== INFORMATION PROVIDED

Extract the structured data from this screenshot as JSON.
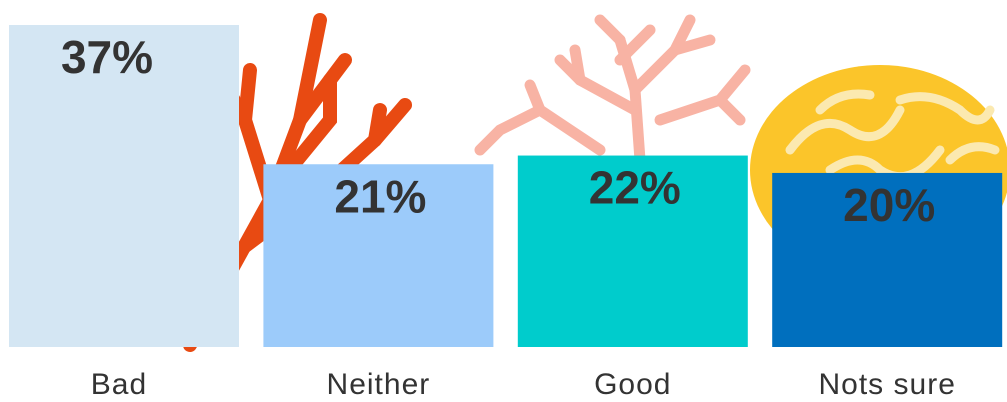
{
  "chart_data": {
    "type": "bar",
    "categories": [
      "Bad",
      "Neither",
      "Good",
      "Nots sure"
    ],
    "values": [
      37,
      21,
      22,
      20
    ],
    "value_labels": [
      "37%",
      "21%",
      "22%",
      "20%"
    ],
    "colors": [
      "#d4e6f3",
      "#9ccbfa",
      "#00cccc",
      "#006fbe"
    ],
    "ylim": [
      0,
      37
    ]
  }
}
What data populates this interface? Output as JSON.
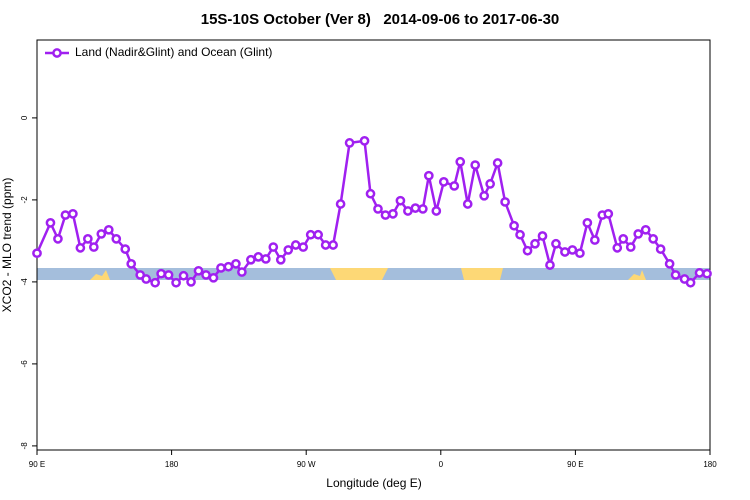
{
  "chart_data": {
    "type": "line",
    "title": "15S-10S October (Ver 8)   2014-09-06 to 2017-06-30",
    "xlabel": "Longitude (deg E)",
    "ylabel": "XCO2 - MLO trend (ppm)",
    "legend": "top-left",
    "xlim": [
      90,
      540
    ],
    "ylim": [
      -8.1,
      1.9
    ],
    "xticks": [
      {
        "value": 90,
        "label": "90 E"
      },
      {
        "value": 180,
        "label": "180"
      },
      {
        "value": 270,
        "label": "90 W"
      },
      {
        "value": 360,
        "label": "0"
      },
      {
        "value": 450,
        "label": "90 E"
      },
      {
        "value": 540,
        "label": "180"
      }
    ],
    "yticks": [
      -8,
      -6,
      -4,
      -2,
      0
    ],
    "x": [
      90,
      99,
      104,
      109,
      114,
      119,
      124,
      128,
      133,
      138,
      143,
      149,
      153,
      159,
      163,
      169,
      173,
      178,
      183,
      188,
      193,
      198,
      203,
      208,
      213,
      218,
      223,
      227,
      233,
      238,
      243,
      248,
      253,
      258,
      263,
      268,
      273,
      278,
      283,
      288,
      293,
      299,
      309,
      313,
      318,
      323,
      328,
      333,
      338,
      343,
      348,
      352,
      357,
      362,
      369,
      373,
      378,
      383,
      389,
      393,
      398,
      403,
      409,
      413,
      418,
      423,
      428,
      433,
      437,
      443,
      448,
      453,
      458,
      463,
      468,
      472,
      478,
      482,
      487,
      492,
      497,
      502,
      507,
      513,
      517,
      523,
      527,
      533,
      538
    ],
    "series": [
      {
        "name": "Land (Nadir&Glint) and Ocean (Glint)",
        "color": "#a020f0",
        "values": [
          -3.3,
          -2.56,
          -2.95,
          -2.37,
          -2.34,
          -3.17,
          -2.95,
          -3.15,
          -2.83,
          -2.73,
          -2.95,
          -3.2,
          -3.56,
          -3.83,
          -3.93,
          -4.02,
          -3.8,
          -3.83,
          -4.02,
          -3.85,
          -4.0,
          -3.73,
          -3.83,
          -3.9,
          -3.66,
          -3.63,
          -3.56,
          -3.76,
          -3.46,
          -3.39,
          -3.44,
          -3.15,
          -3.46,
          -3.22,
          -3.1,
          -3.15,
          -2.85,
          -2.85,
          -3.1,
          -3.1,
          -2.1,
          -0.61,
          -0.56,
          -1.85,
          -2.22,
          -2.37,
          -2.34,
          -2.02,
          -2.27,
          -2.2,
          -2.22,
          -1.41,
          -2.27,
          -1.56,
          -1.66,
          -1.07,
          -2.1,
          -1.15,
          -1.9,
          -1.61,
          -1.1,
          -2.05,
          -2.63,
          -2.85,
          -3.24,
          -3.07,
          -2.88,
          -3.59,
          -3.07,
          -3.27,
          -3.22,
          -3.3,
          -2.56,
          -2.98,
          -2.37,
          -2.34,
          -3.17,
          -2.95,
          -3.15,
          -2.83,
          -2.73,
          -2.95,
          -3.2,
          -3.56,
          -3.83,
          -3.93,
          -4.02,
          -3.78,
          -3.8
        ]
      }
    ]
  }
}
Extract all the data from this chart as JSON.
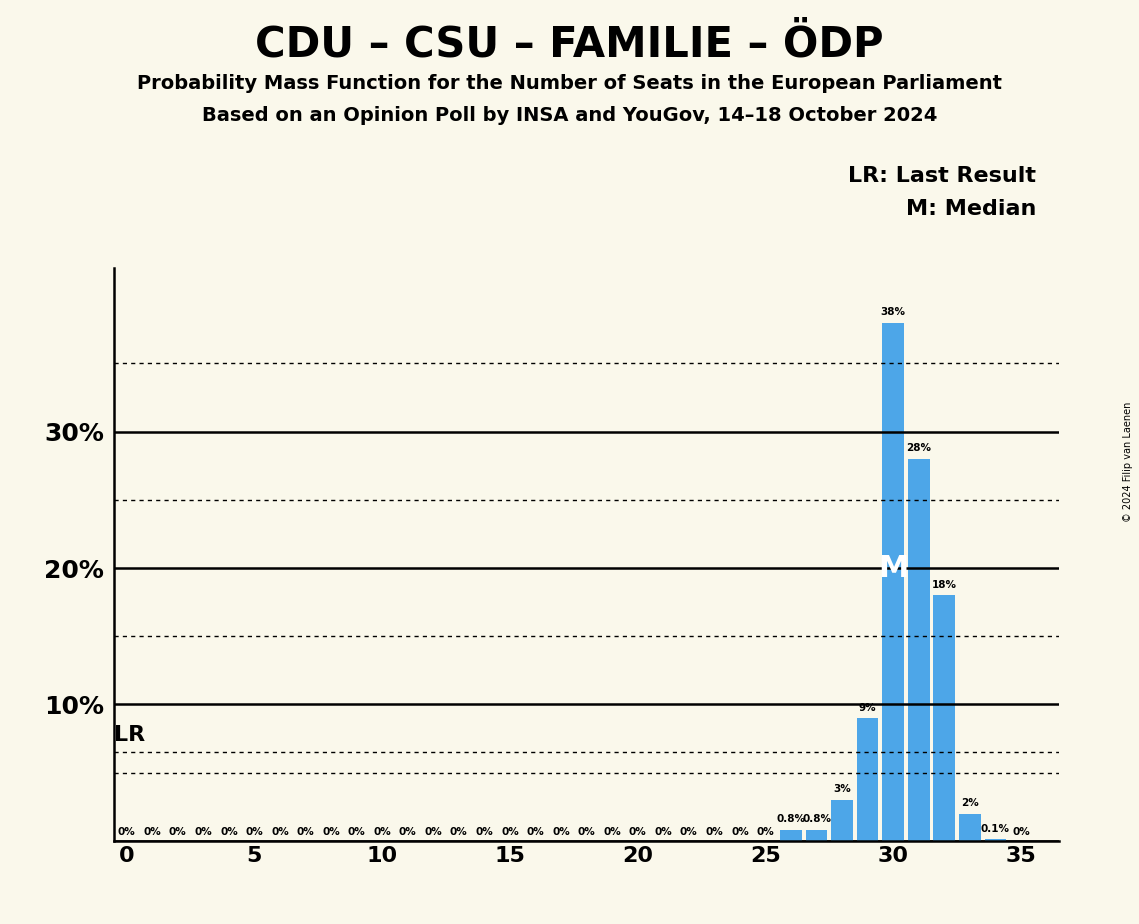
{
  "title": "CDU – CSU – FAMILIE – ÖDP",
  "subtitle1": "Probability Mass Function for the Number of Seats in the European Parliament",
  "subtitle2": "Based on an Opinion Poll by INSA and YouGov, 14–18 October 2024",
  "copyright": "© 2024 Filip van Laenen",
  "seats": [
    0,
    1,
    2,
    3,
    4,
    5,
    6,
    7,
    8,
    9,
    10,
    11,
    12,
    13,
    14,
    15,
    16,
    17,
    18,
    19,
    20,
    21,
    22,
    23,
    24,
    25,
    26,
    27,
    28,
    29,
    30,
    31,
    32,
    33,
    34,
    35
  ],
  "probs": [
    0,
    0,
    0,
    0,
    0,
    0,
    0,
    0,
    0,
    0,
    0,
    0,
    0,
    0,
    0,
    0,
    0,
    0,
    0,
    0,
    0,
    0,
    0,
    0,
    0,
    0,
    0.8,
    0.8,
    3,
    9,
    38,
    28,
    18,
    2,
    0.1,
    0
  ],
  "bar_color": "#4da6e8",
  "background_color": "#faf8eb",
  "median_seat": 30,
  "lr_level": 6.5,
  "yticks_solid": [
    0,
    10,
    20,
    30
  ],
  "yticks_dotted": [
    5,
    15,
    25,
    35
  ],
  "xlim": [
    -0.5,
    36.5
  ],
  "ylim": [
    0,
    42
  ],
  "xticks": [
    0,
    5,
    10,
    15,
    20,
    25,
    30,
    35
  ]
}
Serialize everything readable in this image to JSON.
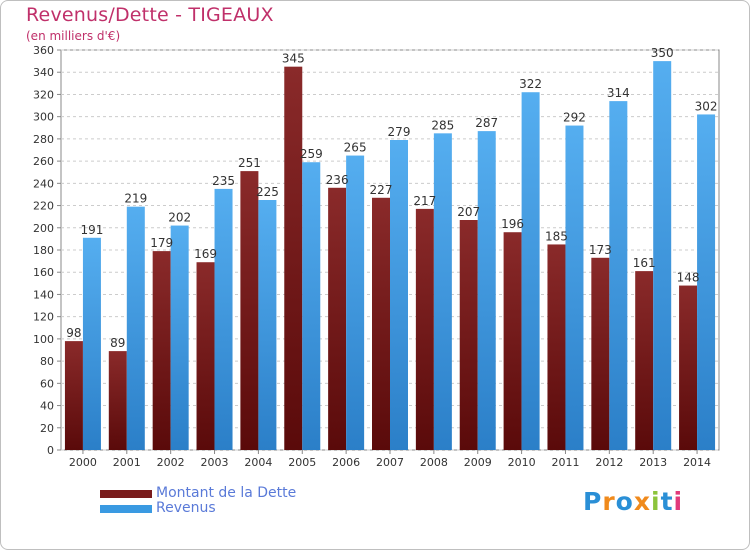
{
  "title": "Revenus/Dette - TIGEAUX",
  "subtitle": "(en milliers d'€)",
  "logo": "Proxiti",
  "colors": {
    "dette": "#7a1c1c",
    "revenus": "#3a9ae2",
    "title": "#c0306a",
    "legend_text": "#5a7ad8"
  },
  "legend": [
    {
      "name": "Montant de la Dette",
      "color": "#7a1c1c"
    },
    {
      "name": "Revenus",
      "color": "#3a9ae2"
    }
  ],
  "chart_data": {
    "type": "bar",
    "title": "Revenus/Dette - TIGEAUX",
    "subtitle": "(en milliers d'€)",
    "categories": [
      "2000",
      "2001",
      "2002",
      "2003",
      "2004",
      "2005",
      "2006",
      "2007",
      "2008",
      "2009",
      "2010",
      "2011",
      "2012",
      "2013",
      "2014"
    ],
    "series": [
      {
        "name": "Montant de la Dette",
        "values": [
          98,
          89,
          179,
          169,
          251,
          345,
          236,
          227,
          217,
          207,
          196,
          185,
          173,
          161,
          148
        ]
      },
      {
        "name": "Revenus",
        "values": [
          191,
          219,
          202,
          235,
          225,
          259,
          265,
          279,
          285,
          287,
          322,
          292,
          314,
          350,
          302
        ]
      }
    ],
    "ylim": [
      0,
      360
    ],
    "ytick_step": 20,
    "grid": true,
    "legend_position": "bottom-left"
  }
}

====

EXERCISE DETAILS:
Please list every line of the records that contains "milliers".

REPLY:
  "subtitle": "(en milliers d'€)",
    "subtitle": "(en milliers d'€)",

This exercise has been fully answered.